• WHAT YOU HAVE TO DO:
Where the string "Trip" occurs in the material below, report the whole line.

== SOURCE RECORDS ==

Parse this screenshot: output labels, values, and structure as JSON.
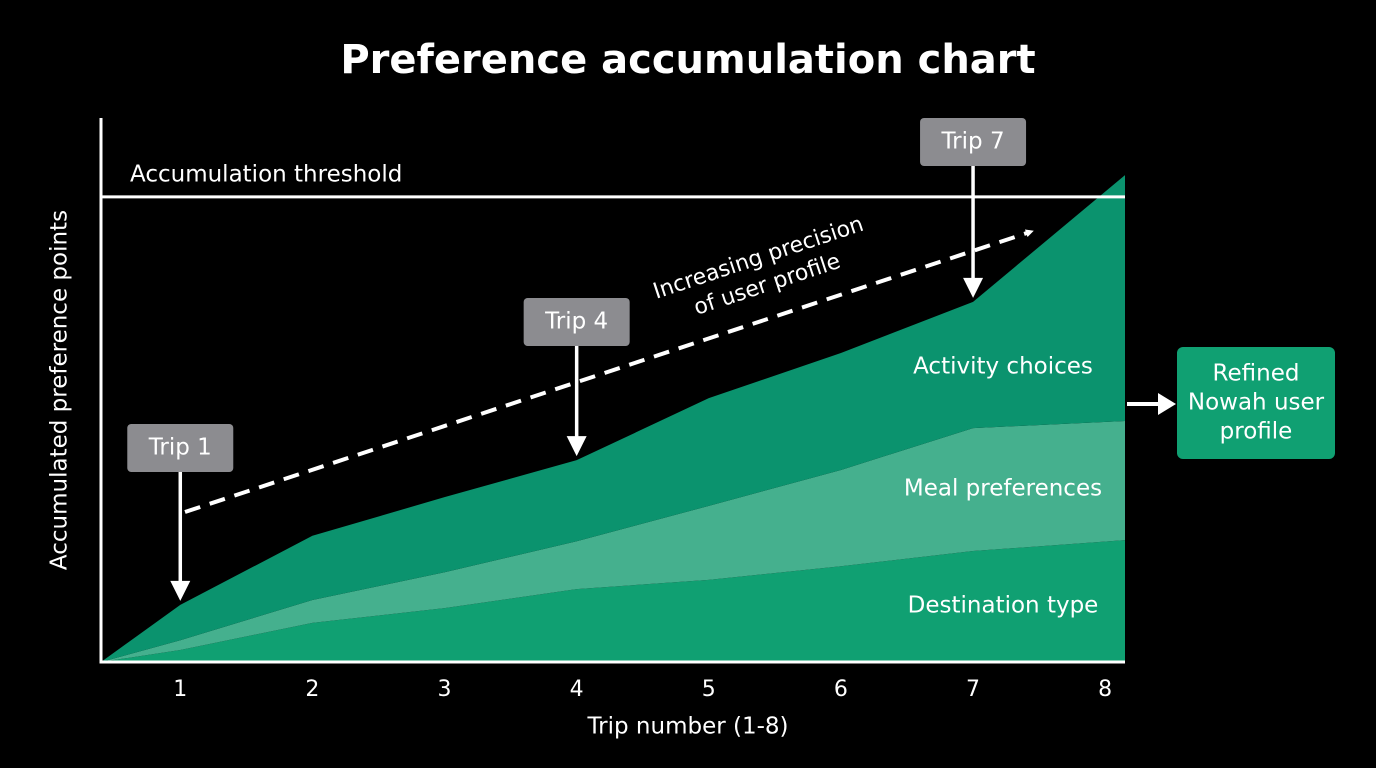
{
  "chart_data": {
    "type": "stacked_area",
    "title": "Preference accumulation chart",
    "x_label": "Trip number (1-8)",
    "y_label": "Accumulated preference points",
    "x": [
      0.4,
      1,
      2,
      3,
      4,
      5,
      6,
      7,
      8.15
    ],
    "xlim": [
      0.4,
      8.15
    ],
    "xticks": [
      1,
      2,
      3,
      4,
      5,
      6,
      7,
      8
    ],
    "ylim": [
      0,
      100
    ],
    "series": [
      {
        "name": "Destination type",
        "color": "#10a072",
        "values": [
          0,
          2.2,
          7.2,
          9.9,
          13.4,
          15.1,
          17.6,
          20.4,
          22.4
        ]
      },
      {
        "name": "Meal preferences",
        "color": "#45b08e",
        "values": [
          0,
          1.8,
          4.2,
          6.6,
          8.8,
          13.6,
          17.7,
          22.6,
          21.9
        ]
      },
      {
        "name": "Activity choices",
        "color": "#0b936e",
        "values": [
          0,
          6.5,
          11.8,
          13.8,
          14.9,
          19.8,
          21.5,
          23.2,
          45.2
        ]
      }
    ],
    "threshold": {
      "label": "Accumulation threshold",
      "value": 85.5
    },
    "callouts": [
      {
        "label": "Trip 1",
        "x_index": 1
      },
      {
        "label": "Trip 4",
        "x_index": 4
      },
      {
        "label": "Trip 7",
        "x_index": 7
      }
    ],
    "trend_label": [
      "Increasing precision",
      "of user profile"
    ],
    "output_box": [
      "Refined",
      "Nowah user",
      "profile"
    ]
  }
}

===

• THE OUTPUT:
    "x_label": "Trip number (1-8)",
        "label": "Trip 1",
        "label": "Trip 4",
        "label": "Trip 7",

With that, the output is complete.